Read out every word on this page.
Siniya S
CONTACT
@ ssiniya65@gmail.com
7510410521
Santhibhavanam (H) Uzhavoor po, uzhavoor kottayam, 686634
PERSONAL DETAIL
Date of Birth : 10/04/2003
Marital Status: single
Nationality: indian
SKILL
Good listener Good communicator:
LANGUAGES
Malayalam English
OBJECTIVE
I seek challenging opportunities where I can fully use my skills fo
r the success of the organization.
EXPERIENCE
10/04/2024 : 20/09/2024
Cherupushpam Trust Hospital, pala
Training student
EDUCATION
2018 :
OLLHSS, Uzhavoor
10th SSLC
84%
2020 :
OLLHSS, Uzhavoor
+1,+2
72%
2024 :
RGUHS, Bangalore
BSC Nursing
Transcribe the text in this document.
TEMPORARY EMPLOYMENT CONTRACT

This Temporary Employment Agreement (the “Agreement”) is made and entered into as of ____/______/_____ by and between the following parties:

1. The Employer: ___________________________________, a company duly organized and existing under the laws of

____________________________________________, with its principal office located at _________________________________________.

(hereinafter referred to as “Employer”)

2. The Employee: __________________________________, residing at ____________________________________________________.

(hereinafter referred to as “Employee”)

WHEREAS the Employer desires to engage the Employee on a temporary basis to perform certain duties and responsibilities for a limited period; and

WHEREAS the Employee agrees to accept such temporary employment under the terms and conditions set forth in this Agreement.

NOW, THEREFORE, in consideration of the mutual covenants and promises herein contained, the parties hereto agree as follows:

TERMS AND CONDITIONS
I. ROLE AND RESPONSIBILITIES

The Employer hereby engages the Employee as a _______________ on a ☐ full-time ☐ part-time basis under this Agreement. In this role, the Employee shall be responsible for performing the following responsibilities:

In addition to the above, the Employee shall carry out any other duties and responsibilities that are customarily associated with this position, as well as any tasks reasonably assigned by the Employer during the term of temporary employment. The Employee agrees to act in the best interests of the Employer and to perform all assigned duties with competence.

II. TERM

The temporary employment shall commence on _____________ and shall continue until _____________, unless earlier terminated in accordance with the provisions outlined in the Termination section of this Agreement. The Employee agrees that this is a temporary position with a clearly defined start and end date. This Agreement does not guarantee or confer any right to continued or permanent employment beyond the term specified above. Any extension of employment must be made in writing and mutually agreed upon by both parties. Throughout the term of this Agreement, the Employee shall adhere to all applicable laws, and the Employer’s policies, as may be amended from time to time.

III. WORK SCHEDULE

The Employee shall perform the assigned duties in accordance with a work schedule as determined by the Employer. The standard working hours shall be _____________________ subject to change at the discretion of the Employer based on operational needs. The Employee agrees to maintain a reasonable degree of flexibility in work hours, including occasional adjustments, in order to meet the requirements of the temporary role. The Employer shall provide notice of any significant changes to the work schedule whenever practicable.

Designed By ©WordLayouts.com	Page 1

Stated exercise =
Look through the records and count each line that holds "under". Write only the total.

Exercise output =
3